_Material for this task_
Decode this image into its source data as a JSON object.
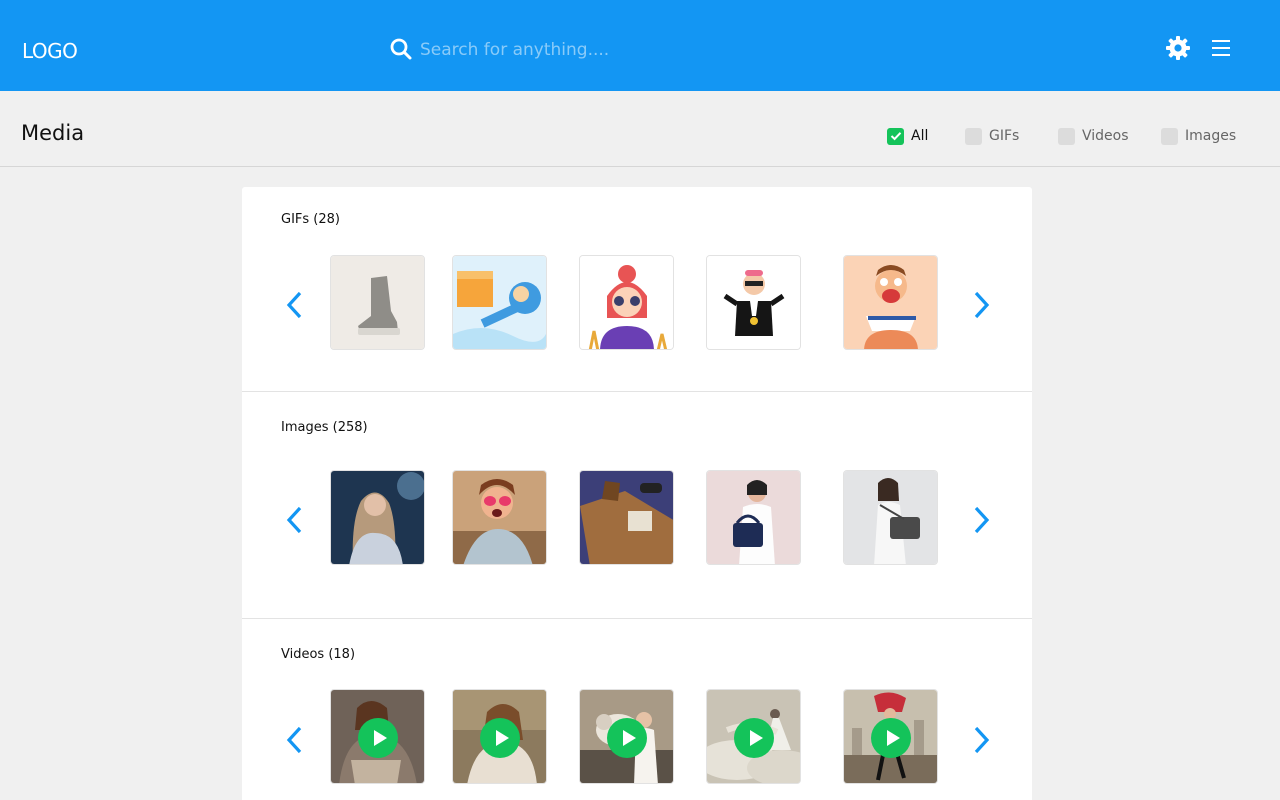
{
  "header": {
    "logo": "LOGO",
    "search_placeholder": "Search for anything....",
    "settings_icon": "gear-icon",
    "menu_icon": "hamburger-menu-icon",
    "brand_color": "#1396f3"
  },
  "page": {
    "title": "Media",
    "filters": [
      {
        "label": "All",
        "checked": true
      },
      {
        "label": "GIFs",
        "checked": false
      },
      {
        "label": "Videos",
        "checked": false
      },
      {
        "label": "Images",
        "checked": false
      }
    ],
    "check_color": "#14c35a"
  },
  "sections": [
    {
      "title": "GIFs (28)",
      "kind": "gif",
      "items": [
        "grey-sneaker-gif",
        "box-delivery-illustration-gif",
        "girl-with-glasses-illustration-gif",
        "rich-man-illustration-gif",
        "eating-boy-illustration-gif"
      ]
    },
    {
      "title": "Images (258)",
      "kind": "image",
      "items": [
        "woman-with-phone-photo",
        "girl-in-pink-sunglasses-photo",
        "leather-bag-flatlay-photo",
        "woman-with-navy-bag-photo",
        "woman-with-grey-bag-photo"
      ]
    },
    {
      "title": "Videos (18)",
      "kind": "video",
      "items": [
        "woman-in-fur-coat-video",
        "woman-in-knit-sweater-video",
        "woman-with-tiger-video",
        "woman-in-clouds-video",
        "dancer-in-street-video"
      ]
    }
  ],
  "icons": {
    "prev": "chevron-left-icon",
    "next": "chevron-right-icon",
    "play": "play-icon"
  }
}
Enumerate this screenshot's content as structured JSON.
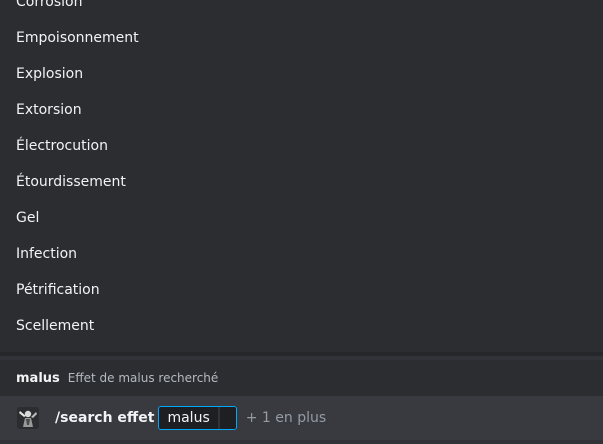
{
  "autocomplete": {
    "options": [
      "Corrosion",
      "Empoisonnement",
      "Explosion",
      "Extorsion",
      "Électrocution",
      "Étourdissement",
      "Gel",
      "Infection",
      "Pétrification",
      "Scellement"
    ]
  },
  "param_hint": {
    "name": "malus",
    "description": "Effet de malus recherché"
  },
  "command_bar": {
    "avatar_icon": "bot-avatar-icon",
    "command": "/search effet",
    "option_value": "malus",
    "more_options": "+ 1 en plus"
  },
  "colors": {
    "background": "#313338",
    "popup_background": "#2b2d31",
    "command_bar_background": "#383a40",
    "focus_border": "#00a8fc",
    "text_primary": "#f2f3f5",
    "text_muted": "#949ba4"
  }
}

_What the task requires_
Your task is an exact transcription of all the data, minus the pictures.

_The response_
Decode this image into its source data as a JSON object.
{
  "header": {
    "logo": "LOGO",
    "search_placeholder": "Search for anything....",
    "settings_icon": "gear-icon",
    "menu_icon": "hamburger-menu-icon",
    "brand_color": "#1396f3"
  },
  "page": {
    "title": "Media",
    "filters": [
      {
        "label": "All",
        "checked": true
      },
      {
        "label": "GIFs",
        "checked": false
      },
      {
        "label": "Videos",
        "checked": false
      },
      {
        "label": "Images",
        "checked": false
      }
    ],
    "check_color": "#14c35a"
  },
  "sections": [
    {
      "title": "GIFs (28)",
      "kind": "gif",
      "items": [
        "grey-sneaker-gif",
        "box-delivery-illustration-gif",
        "girl-with-glasses-illustration-gif",
        "rich-man-illustration-gif",
        "eating-boy-illustration-gif"
      ]
    },
    {
      "title": "Images (258)",
      "kind": "image",
      "items": [
        "woman-with-phone-photo",
        "girl-in-pink-sunglasses-photo",
        "leather-bag-flatlay-photo",
        "woman-with-navy-bag-photo",
        "woman-with-grey-bag-photo"
      ]
    },
    {
      "title": "Videos (18)",
      "kind": "video",
      "items": [
        "woman-in-fur-coat-video",
        "woman-in-knit-sweater-video",
        "woman-with-tiger-video",
        "woman-in-clouds-video",
        "dancer-in-street-video"
      ]
    }
  ],
  "icons": {
    "prev": "chevron-left-icon",
    "next": "chevron-right-icon",
    "play": "play-icon"
  }
}
Enumerate this screenshot's content as structured JSON.
{
  "autocomplete": {
    "options": [
      "Corrosion",
      "Empoisonnement",
      "Explosion",
      "Extorsion",
      "Électrocution",
      "Étourdissement",
      "Gel",
      "Infection",
      "Pétrification",
      "Scellement"
    ]
  },
  "param_hint": {
    "name": "malus",
    "description": "Effet de malus recherché"
  },
  "command_bar": {
    "avatar_icon": "bot-avatar-icon",
    "command": "/search effet",
    "option_value": "malus",
    "more_options": "+ 1 en plus"
  },
  "colors": {
    "background": "#313338",
    "popup_background": "#2b2d31",
    "command_bar_background": "#383a40",
    "focus_border": "#00a8fc",
    "text_primary": "#f2f3f5",
    "text_muted": "#949ba4"
  }
}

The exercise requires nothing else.